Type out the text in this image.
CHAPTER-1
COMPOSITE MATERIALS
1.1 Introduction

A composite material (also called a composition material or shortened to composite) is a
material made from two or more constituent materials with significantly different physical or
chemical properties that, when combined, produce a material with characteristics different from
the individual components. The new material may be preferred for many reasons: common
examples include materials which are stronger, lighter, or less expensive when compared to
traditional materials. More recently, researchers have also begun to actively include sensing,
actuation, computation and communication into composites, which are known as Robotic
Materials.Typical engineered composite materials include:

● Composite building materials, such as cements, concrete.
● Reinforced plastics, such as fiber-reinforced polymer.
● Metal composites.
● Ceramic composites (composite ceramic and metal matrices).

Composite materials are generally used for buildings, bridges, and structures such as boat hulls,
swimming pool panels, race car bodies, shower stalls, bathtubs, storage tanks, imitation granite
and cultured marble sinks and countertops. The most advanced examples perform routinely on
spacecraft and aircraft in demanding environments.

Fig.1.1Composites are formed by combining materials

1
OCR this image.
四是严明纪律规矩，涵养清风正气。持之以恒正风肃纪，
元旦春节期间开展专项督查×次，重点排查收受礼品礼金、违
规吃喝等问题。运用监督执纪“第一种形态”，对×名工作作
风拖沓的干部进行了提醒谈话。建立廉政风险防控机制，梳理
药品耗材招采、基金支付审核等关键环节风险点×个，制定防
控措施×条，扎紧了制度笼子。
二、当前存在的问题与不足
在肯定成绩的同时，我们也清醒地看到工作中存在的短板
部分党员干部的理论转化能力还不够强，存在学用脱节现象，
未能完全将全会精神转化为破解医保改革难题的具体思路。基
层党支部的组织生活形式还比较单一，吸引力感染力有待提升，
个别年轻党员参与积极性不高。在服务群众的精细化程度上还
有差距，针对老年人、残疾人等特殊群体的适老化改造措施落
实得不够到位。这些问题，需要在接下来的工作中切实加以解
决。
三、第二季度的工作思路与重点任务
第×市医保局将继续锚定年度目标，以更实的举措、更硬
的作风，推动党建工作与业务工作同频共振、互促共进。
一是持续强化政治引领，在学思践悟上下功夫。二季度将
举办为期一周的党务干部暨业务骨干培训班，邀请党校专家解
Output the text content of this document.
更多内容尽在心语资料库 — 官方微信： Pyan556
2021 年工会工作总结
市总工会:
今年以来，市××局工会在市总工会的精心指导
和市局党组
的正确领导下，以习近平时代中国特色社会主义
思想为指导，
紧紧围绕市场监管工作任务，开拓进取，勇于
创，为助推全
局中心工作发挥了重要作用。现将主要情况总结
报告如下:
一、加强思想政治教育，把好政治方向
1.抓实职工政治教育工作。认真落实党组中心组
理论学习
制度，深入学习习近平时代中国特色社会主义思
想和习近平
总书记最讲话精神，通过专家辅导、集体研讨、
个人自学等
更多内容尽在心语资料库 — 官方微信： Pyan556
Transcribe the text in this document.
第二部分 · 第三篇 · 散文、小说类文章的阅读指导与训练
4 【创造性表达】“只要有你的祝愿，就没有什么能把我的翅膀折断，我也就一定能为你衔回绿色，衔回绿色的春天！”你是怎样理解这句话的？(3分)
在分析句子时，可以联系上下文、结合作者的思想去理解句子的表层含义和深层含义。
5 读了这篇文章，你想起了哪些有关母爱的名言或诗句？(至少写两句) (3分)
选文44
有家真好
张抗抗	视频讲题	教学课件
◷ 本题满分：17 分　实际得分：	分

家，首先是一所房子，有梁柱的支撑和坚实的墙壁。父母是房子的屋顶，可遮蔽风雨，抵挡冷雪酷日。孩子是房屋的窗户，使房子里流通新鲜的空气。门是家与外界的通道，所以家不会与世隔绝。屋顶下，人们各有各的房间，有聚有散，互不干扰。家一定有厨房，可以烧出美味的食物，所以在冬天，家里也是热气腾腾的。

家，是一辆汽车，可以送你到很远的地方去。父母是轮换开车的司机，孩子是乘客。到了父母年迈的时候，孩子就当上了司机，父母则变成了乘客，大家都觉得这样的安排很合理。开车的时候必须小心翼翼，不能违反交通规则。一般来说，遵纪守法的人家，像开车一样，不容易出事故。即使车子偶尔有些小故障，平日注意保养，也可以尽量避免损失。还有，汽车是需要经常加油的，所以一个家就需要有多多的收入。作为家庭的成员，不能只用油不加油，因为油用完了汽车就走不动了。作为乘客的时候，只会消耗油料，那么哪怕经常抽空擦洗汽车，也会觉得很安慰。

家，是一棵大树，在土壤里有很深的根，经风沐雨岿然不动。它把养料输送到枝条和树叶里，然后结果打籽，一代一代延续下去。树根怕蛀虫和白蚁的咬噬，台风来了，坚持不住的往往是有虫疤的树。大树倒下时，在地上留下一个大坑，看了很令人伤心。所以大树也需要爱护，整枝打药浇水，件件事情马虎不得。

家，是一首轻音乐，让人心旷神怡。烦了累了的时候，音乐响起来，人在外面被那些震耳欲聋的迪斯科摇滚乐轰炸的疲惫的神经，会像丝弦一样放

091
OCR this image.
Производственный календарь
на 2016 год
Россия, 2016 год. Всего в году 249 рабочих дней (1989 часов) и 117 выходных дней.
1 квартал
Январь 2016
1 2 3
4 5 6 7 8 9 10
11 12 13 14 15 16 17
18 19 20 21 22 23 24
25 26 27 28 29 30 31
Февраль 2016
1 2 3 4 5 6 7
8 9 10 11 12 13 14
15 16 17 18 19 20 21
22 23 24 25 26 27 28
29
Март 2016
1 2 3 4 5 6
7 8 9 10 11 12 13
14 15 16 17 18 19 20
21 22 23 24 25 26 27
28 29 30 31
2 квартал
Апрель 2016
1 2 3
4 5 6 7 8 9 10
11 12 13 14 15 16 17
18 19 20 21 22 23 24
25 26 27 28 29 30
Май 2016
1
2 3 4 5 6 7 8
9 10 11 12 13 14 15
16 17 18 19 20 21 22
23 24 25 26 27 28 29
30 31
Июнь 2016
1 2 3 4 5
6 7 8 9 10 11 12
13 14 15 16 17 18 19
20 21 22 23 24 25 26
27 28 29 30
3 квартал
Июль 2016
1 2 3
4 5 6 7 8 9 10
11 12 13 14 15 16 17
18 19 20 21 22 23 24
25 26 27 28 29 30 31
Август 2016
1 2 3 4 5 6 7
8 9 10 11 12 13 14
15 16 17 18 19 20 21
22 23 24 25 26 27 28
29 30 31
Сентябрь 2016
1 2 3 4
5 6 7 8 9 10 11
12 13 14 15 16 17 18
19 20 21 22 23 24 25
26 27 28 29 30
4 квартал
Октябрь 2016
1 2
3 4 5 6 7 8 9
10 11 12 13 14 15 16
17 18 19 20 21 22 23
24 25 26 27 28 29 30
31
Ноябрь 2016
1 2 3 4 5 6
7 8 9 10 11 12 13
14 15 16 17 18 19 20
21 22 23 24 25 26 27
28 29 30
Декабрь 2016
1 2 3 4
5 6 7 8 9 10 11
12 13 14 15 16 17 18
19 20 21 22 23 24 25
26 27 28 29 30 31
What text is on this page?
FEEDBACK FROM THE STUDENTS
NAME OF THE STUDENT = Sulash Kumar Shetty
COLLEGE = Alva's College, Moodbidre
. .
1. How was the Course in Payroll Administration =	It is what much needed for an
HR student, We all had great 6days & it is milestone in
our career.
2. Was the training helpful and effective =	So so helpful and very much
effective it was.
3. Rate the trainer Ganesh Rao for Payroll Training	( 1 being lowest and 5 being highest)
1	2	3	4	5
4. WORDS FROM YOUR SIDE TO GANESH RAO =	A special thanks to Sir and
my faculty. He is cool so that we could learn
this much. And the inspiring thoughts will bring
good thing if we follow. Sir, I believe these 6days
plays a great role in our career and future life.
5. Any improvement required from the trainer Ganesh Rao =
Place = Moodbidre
+ + +
The exercise: Look through the entries and return every line where "include" appears.

Reply to the exercise:
examples include materials which are stronger, lighter, or less expensive when compared to
traditional materials. More recently, researchers have also begun to actively include sensing,
Materials.Typical engineered composite materials include:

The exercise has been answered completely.